Items from a figure collection:
:::::
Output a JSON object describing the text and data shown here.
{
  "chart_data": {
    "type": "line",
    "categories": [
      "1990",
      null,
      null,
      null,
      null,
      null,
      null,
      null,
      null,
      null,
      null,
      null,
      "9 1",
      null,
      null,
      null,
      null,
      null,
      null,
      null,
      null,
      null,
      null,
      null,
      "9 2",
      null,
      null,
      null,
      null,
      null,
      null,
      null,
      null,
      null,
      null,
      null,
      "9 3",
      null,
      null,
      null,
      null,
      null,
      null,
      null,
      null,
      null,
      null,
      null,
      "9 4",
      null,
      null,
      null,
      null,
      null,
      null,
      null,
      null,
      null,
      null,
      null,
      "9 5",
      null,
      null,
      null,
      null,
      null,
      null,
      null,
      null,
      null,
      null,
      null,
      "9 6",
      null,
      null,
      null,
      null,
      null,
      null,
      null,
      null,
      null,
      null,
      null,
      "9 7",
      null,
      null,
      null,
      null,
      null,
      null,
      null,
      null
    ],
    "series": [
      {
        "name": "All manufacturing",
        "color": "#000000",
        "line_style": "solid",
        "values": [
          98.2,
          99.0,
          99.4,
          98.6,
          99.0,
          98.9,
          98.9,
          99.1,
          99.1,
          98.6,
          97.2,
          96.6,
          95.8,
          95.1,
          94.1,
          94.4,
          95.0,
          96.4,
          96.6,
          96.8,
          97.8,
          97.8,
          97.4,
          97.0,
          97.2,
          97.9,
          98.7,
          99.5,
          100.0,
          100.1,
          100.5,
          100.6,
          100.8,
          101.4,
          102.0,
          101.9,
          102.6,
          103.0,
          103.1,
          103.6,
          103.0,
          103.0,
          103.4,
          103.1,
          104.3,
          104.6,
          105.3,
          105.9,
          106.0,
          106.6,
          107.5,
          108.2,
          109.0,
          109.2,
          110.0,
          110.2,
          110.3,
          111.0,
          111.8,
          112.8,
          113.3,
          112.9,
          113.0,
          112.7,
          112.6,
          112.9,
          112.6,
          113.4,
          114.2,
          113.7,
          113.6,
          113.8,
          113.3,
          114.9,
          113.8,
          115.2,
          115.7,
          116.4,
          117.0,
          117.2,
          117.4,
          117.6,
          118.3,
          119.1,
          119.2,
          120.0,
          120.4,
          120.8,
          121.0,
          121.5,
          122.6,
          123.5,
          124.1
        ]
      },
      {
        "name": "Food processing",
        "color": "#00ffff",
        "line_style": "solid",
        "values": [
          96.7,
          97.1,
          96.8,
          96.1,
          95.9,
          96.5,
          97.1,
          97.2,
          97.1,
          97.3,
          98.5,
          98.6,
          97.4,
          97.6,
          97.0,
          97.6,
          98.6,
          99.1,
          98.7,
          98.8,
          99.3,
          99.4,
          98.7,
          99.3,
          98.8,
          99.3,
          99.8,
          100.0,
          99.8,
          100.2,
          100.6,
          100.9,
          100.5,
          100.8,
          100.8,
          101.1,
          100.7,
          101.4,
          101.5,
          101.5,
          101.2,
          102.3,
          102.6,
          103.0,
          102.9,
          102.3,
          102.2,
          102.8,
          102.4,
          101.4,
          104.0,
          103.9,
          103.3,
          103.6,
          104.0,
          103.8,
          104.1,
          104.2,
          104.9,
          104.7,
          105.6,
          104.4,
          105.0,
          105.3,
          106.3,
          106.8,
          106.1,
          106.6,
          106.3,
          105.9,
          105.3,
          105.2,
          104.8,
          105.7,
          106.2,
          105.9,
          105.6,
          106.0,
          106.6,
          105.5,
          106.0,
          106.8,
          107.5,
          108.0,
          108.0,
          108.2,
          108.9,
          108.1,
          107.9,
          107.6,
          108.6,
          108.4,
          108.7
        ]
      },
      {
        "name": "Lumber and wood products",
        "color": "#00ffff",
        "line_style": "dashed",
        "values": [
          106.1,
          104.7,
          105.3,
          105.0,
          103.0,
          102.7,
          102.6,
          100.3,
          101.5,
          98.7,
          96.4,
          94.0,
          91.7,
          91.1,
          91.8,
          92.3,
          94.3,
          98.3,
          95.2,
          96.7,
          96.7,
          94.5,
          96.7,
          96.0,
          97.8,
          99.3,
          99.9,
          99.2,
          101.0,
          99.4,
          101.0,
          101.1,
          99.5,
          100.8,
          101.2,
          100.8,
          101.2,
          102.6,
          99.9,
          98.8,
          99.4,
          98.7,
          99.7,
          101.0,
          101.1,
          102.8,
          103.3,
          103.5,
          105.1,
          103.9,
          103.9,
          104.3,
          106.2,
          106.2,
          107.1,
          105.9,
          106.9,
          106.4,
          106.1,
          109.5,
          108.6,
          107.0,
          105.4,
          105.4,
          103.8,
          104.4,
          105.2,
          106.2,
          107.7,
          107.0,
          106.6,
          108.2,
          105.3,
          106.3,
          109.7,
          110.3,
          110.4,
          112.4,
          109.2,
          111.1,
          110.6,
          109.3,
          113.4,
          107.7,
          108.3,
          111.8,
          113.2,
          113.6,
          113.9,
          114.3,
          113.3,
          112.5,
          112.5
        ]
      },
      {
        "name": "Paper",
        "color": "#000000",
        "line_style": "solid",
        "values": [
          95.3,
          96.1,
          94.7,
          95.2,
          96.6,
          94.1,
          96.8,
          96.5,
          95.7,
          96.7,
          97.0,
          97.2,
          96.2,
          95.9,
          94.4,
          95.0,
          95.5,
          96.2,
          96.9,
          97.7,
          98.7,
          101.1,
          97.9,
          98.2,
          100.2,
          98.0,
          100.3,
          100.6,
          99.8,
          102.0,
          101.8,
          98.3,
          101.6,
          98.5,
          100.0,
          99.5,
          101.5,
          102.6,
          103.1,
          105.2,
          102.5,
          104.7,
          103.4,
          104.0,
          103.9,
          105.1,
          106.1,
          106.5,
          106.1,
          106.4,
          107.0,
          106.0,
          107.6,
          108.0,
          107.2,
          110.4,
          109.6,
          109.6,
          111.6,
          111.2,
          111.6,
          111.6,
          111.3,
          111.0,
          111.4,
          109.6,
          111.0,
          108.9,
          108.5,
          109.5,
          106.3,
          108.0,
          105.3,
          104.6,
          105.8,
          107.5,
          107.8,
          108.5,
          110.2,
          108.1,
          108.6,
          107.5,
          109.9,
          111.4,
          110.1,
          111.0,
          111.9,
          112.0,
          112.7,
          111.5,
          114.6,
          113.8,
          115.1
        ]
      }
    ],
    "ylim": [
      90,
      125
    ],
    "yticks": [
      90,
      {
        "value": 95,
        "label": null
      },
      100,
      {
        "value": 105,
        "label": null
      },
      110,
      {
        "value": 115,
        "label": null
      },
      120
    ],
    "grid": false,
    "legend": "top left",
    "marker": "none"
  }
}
:::::
SHORT TASK:
Send back every record, precisely as written.

THE RESULT:
Output a JSON object describing the text and data shown here.
{
  "chart_data": {
    "type": "line",
    "categories": [
      "1990",
      null,
      null,
      null,
      null,
      null,
      null,
      null,
      null,
      null,
      null,
      null,
      "9 1",
      null,
      null,
      null,
      null,
      null,
      null,
      null,
      null,
      null,
      null,
      null,
      "9 2",
      null,
      null,
      null,
      null,
      null,
      null,
      null,
      null,
      null,
      null,
      null,
      "9 3",
      null,
      null,
      null,
      null,
      null,
      null,
      null,
      null,
      null,
      null,
      null,
      "9 4",
      null,
      null,
      null,
      null,
      null,
      null,
      null,
      null,
      null,
      null,
      null,
      "9 5",
      null,
      null,
      null,
      null,
      null,
      null,
      null,
      null,
      null,
      null,
      null,
      "9 6",
      null,
      null,
      null,
      null,
      null,
      null,
      null,
      null,
      null,
      null,
      null,
      "9 7",
      null,
      null,
      null,
      null,
      null,
      null,
      null,
      null
    ],
    "series": [
      {
        "name": "All manufacturing",
        "color": "#000000",
        "line_style": "solid",
        "values": [
          98.2,
          99.0,
          99.4,
          98.6,
          99.0,
          98.9,
          98.9,
          99.1,
          99.1,
          98.6,
          97.2,
          96.6,
          95.8,
          95.1,
          94.1,
          94.4,
          95.0,
          96.4,
          96.6,
          96.8,
          97.8,
          97.8,
          97.4,
          97.0,
          97.2,
          97.9,
          98.7,
          99.5,
          100.0,
          100.1,
          100.5,
          100.6,
          100.8,
          101.4,
          102.0,
          101.9,
          102.6,
          103.0,
          103.1,
          103.6,
          103.0,
          103.0,
          103.4,
          103.1,
          104.3,
          104.6,
          105.3,
          105.9,
          106.0,
          106.6,
          107.5,
          108.2,
          109.0,
          109.2,
          110.0,
          110.2,
          110.3,
          111.0,
          111.8,
          112.8,
          113.3,
          112.9,
          113.0,
          112.7,
          112.6,
          112.9,
          112.6,
          113.4,
          114.2,
          113.7,
          113.6,
          113.8,
          113.3,
          114.9,
          113.8,
          115.2,
          115.7,
          116.4,
          117.0,
          117.2,
          117.4,
          117.6,
          118.3,
          119.1,
          119.2,
          120.0,
          120.4,
          120.8,
          121.0,
          121.5,
          122.6,
          123.5,
          124.1
        ]
      },
      {
        "name": "Food processing",
        "color": "#00ffff",
        "line_style": "solid",
        "values": [
          96.7,
          97.1,
          96.8,
          96.1,
          95.9,
          96.5,
          97.1,
          97.2,
          97.1,
          97.3,
          98.5,
          98.6,
          97.4,
          97.6,
          97.0,
          97.6,
          98.6,
          99.1,
          98.7,
          98.8,
          99.3,
          99.4,
          98.7,
          99.3,
          98.8,
          99.3,
          99.8,
          100.0,
          99.8,
          100.2,
          100.6,
          100.9,
          100.5,
          100.8,
          100.8,
          101.1,
          100.7,
          101.4,
          101.5,
          101.5,
          101.2,
          102.3,
          102.6,
          103.0,
          102.9,
          102.3,
          102.2,
          102.8,
          102.4,
          101.4,
          104.0,
          103.9,
          103.3,
          103.6,
          104.0,
          103.8,
          104.1,
          104.2,
          104.9,
          104.7,
          105.6,
          104.4,
          105.0,
          105.3,
          106.3,
          106.8,
          106.1,
          106.6,
          106.3,
          105.9,
          105.3,
          105.2,
          104.8,
          105.7,
          106.2,
          105.9,
          105.6,
          106.0,
          106.6,
          105.5,
          106.0,
          106.8,
          107.5,
          108.0,
          108.0,
          108.2,
          108.9,
          108.1,
          107.9,
          107.6,
          108.6,
          108.4,
          108.7
        ]
      },
      {
        "name": "Lumber and wood products",
        "color": "#00ffff",
        "line_style": "dashed",
        "values": [
          106.1,
          104.7,
          105.3,
          105.0,
          103.0,
          102.7,
          102.6,
          100.3,
          101.5,
          98.7,
          96.4,
          94.0,
          91.7,
          91.1,
          91.8,
          92.3,
          94.3,
          98.3,
          95.2,
          96.7,
          96.7,
          94.5,
          96.7,
          96.0,
          97.8,
          99.3,
          99.9,
          99.2,
          101.0,
          99.4,
          101.0,
          101.1,
          99.5,
          100.8,
          101.2,
          100.8,
          101.2,
          102.6,
          99.9,
          98.8,
          99.4,
          98.7,
          99.7,
          101.0,
          101.1,
          102.8,
          103.3,
          103.5,
          105.1,
          103.9,
          103.9,
          104.3,
          106.2,
          106.2,
          107.1,
          105.9,
          106.9,
          106.4,
          106.1,
          109.5,
          108.6,
          107.0,
          105.4,
          105.4,
          103.8,
          104.4,
          105.2,
          106.2,
          107.7,
          107.0,
          106.6,
          108.2,
          105.3,
          106.3,
          109.7,
          110.3,
          110.4,
          112.4,
          109.2,
          111.1,
          110.6,
          109.3,
          113.4,
          107.7,
          108.3,
          111.8,
          113.2,
          113.6,
          113.9,
          114.3,
          113.3,
          112.5,
          112.5
        ]
      },
      {
        "name": "Paper",
        "color": "#000000",
        "line_style": "solid",
        "values": [
          95.3,
          96.1,
          94.7,
          95.2,
          96.6,
          94.1,
          96.8,
          96.5,
          95.7,
          96.7,
          97.0,
          97.2,
          96.2,
          95.9,
          94.4,
          95.0,
          95.5,
          96.2,
          96.9,
          97.7,
          98.7,
          101.1,
          97.9,
          98.2,
          100.2,
          98.0,
          100.3,
          100.6,
          99.8,
          102.0,
          101.8,
          98.3,
          101.6,
          98.5,
          100.0,
          99.5,
          101.5,
          102.6,
          103.1,
          105.2,
          102.5,
          104.7,
          103.4,
          104.0,
          103.9,
          105.1,
          106.1,
          106.5,
          106.1,
          106.4,
          107.0,
          106.0,
          107.6,
          108.0,
          107.2,
          110.4,
          109.6,
          109.6,
          111.6,
          111.2,
          111.6,
          111.6,
          111.3,
          111.0,
          111.4,
          109.6,
          111.0,
          108.9,
          108.5,
          109.5,
          106.3,
          108.0,
          105.3,
          104.6,
          105.8,
          107.5,
          107.8,
          108.5,
          110.2,
          108.1,
          108.6,
          107.5,
          109.9,
          111.4,
          110.1,
          111.0,
          111.9,
          112.0,
          112.7,
          111.5,
          114.6,
          113.8,
          115.1
        ]
      }
    ],
    "ylim": [
      90,
      125
    ],
    "yticks": [
      90,
      {
        "value": 95,
        "label": null
      },
      100,
      {
        "value": 105,
        "label": null
      },
      110,
      {
        "value": 115,
        "label": null
      },
      120
    ],
    "grid": false,
    "legend": "top left",
    "marker": "none"
  }
}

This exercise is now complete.